Items from a data source:
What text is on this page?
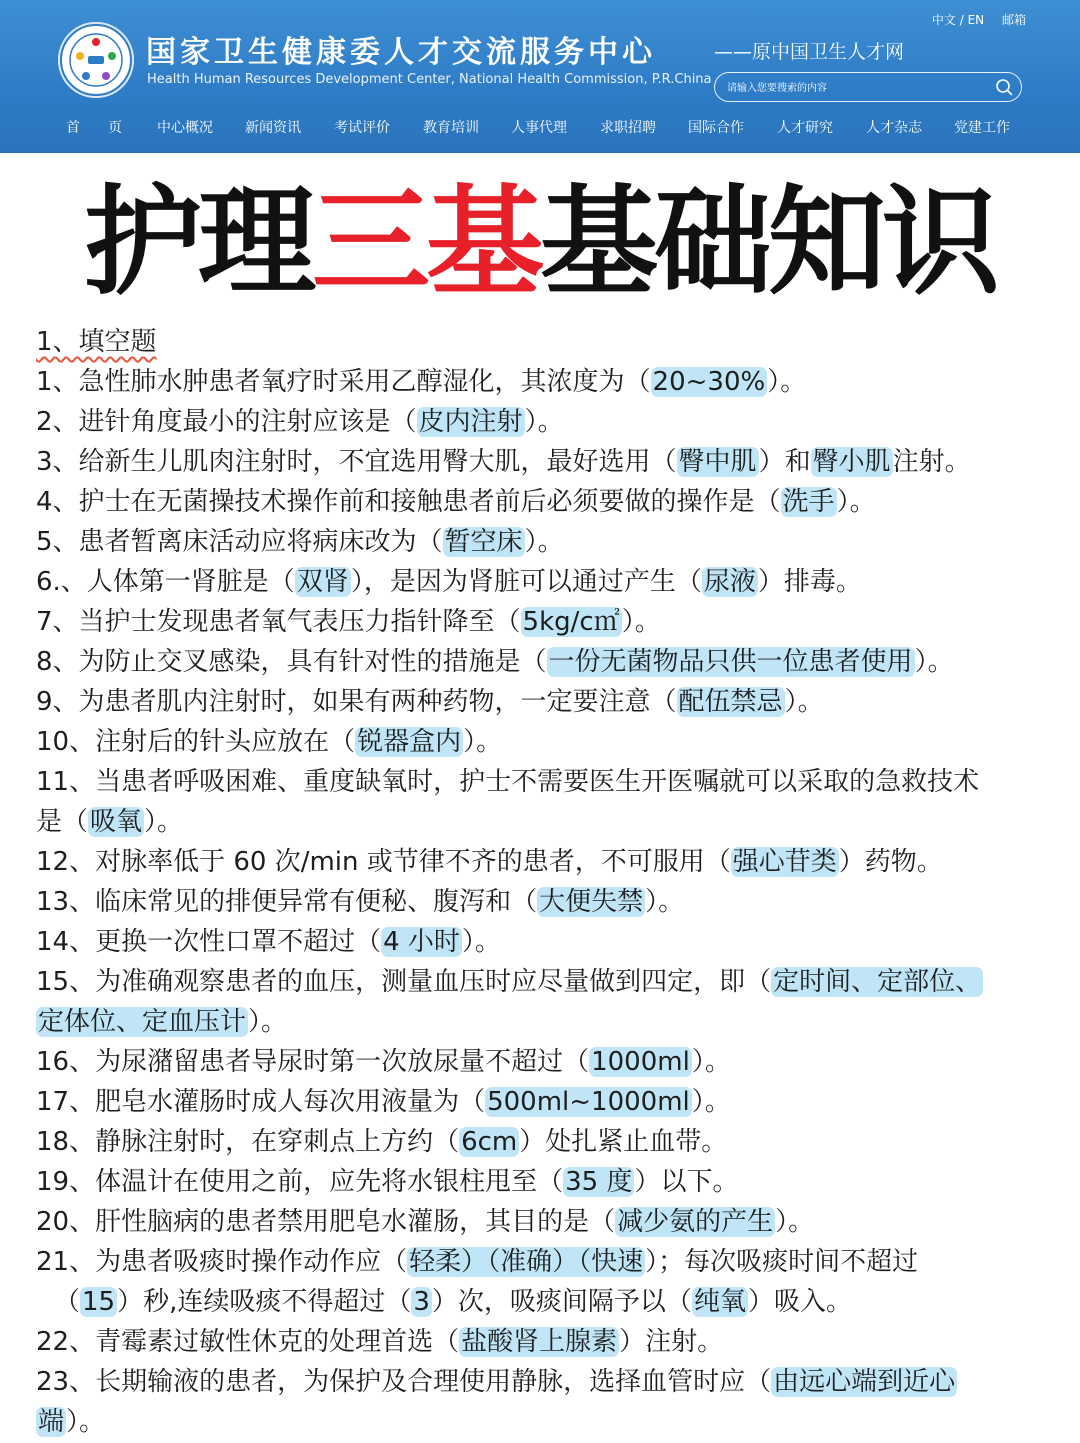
国家卫生健康委人才交流服务中心
Health Human Resources Development Center, National Health Commission, P.R.China
——原中国卫生人才网
中文 / EN 邮箱
请输入您要搜索的内容
首　　页	中心概况 新闻资讯 考试评价 教育培训 人事代理 求职招聘 国际合作 人才研究 人才杂志 党建工作
护理三基基础知识
1、填空题
1、急性肺水肿患者氧疗时采用乙醇湿化，其浓度为（20~30%）。
2、进针角度最小的注射应该是（皮内注射）。
3、给新生儿肌肉注射时，不宜选用臀大肌，最好选用（臀中肌）和臀小肌注射。
4、护士在无菌操技术操作前和接触患者前后必须要做的操作是（洗手）。
5、患者暂离床活动应将病床改为（暂空床）。
6.、人体第一肾脏是（双肾），是因为肾脏可以通过产生（尿液）排毒。
7、当护士发现患者氧气表压力指针降至（5kg/c㎡）。
8、为防止交叉感染，具有针对性的措施是（一份无菌物品只供一位患者使用）。
9、为患者肌内注射时，如果有两种药物，一定要注意（配伍禁忌）。
10、注射后的针头应放在（锐器盒内）。
11、当患者呼吸困难、重度缺氧时，护士不需要医生开医嘱就可以采取的急救技术
是（吸氧）。
12、对脉率低于 60 次/min 或节律不齐的患者，不可服用（强心苷类）药物。
13、临床常见的排便异常有便秘、腹泻和（大便失禁）。
14、更换一次性口罩不超过（4 小时）。
15、为准确观察患者的血压，测量血压时应尽量做到四定，即（定时间、定部位、
定体位、定血压计）。
16、为尿潴留患者导尿时第一次放尿量不超过（1000ml）。
17、肥皂水灌肠时成人每次用液量为（500ml~1000ml）。
18、静脉注射时，在穿刺点上方约（6cm）处扎紧止血带。
19、体温计在使用之前，应先将水银柱甩至（35 度）以下。
20、肝性脑病的患者禁用肥皂水灌肠，其目的是（减少氨的产生）。
21、为患者吸痰时操作动作应（轻柔）（准确）（快速）；每次吸痰时间不超过
（15）秒,连续吸痰不得超过（3）次，吸痰间隔予以（纯氧）吸入。
22、青霉素过敏性休克的处理首选（盐酸肾上腺素）注射。
23、长期输液的患者，为保护及合理使用静脉，选择血管时应（由远心端到近心
端）。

• _SET EXERCISE_:
Write the full listing out again with every line unchanged, but include no pictures.

• _TASK RESULT_:
What text is on this page?
国家卫生健康委人才交流服务中心
Health Human Resources Development Center, National Health Commission, P.R.China
——原中国卫生人才网
中文 / EN 邮箱
请输入您要搜索的内容
首　　页	中心概况 新闻资讯 考试评价 教育培训 人事代理 求职招聘 国际合作 人才研究 人才杂志 党建工作
护理三基基础知识
1、填空题
1、急性肺水肿患者氧疗时采用乙醇湿化，其浓度为（20~30%）。
2、进针角度最小的注射应该是（皮内注射）。
3、给新生儿肌肉注射时，不宜选用臀大肌，最好选用（臀中肌）和臀小肌注射。
4、护士在无菌操技术操作前和接触患者前后必须要做的操作是（洗手）。
5、患者暂离床活动应将病床改为（暂空床）。
6.、人体第一肾脏是（双肾），是因为肾脏可以通过产生（尿液）排毒。
7、当护士发现患者氧气表压力指针降至（5kg/c㎡）。
8、为防止交叉感染，具有针对性的措施是（一份无菌物品只供一位患者使用）。
9、为患者肌内注射时，如果有两种药物，一定要注意（配伍禁忌）。
10、注射后的针头应放在（锐器盒内）。
11、当患者呼吸困难、重度缺氧时，护士不需要医生开医嘱就可以采取的急救技术
是（吸氧）。
12、对脉率低于 60 次/min 或节律不齐的患者，不可服用（强心苷类）药物。
13、临床常见的排便异常有便秘、腹泻和（大便失禁）。
14、更换一次性口罩不超过（4 小时）。
15、为准确观察患者的血压，测量血压时应尽量做到四定，即（定时间、定部位、
定体位、定血压计）。
16、为尿潴留患者导尿时第一次放尿量不超过（1000ml）。
17、肥皂水灌肠时成人每次用液量为（500ml~1000ml）。
18、静脉注射时，在穿刺点上方约（6cm）处扎紧止血带。
19、体温计在使用之前，应先将水银柱甩至（35 度）以下。
20、肝性脑病的患者禁用肥皂水灌肠，其目的是（减少氨的产生）。
21、为患者吸痰时操作动作应（轻柔）（准确）（快速）；每次吸痰时间不超过
（15）秒,连续吸痰不得超过（3）次，吸痰间隔予以（纯氧）吸入。
22、青霉素过敏性休克的处理首选（盐酸肾上腺素）注射。
23、长期输液的患者，为保护及合理使用静脉，选择血管时应（由远心端到近心
端）。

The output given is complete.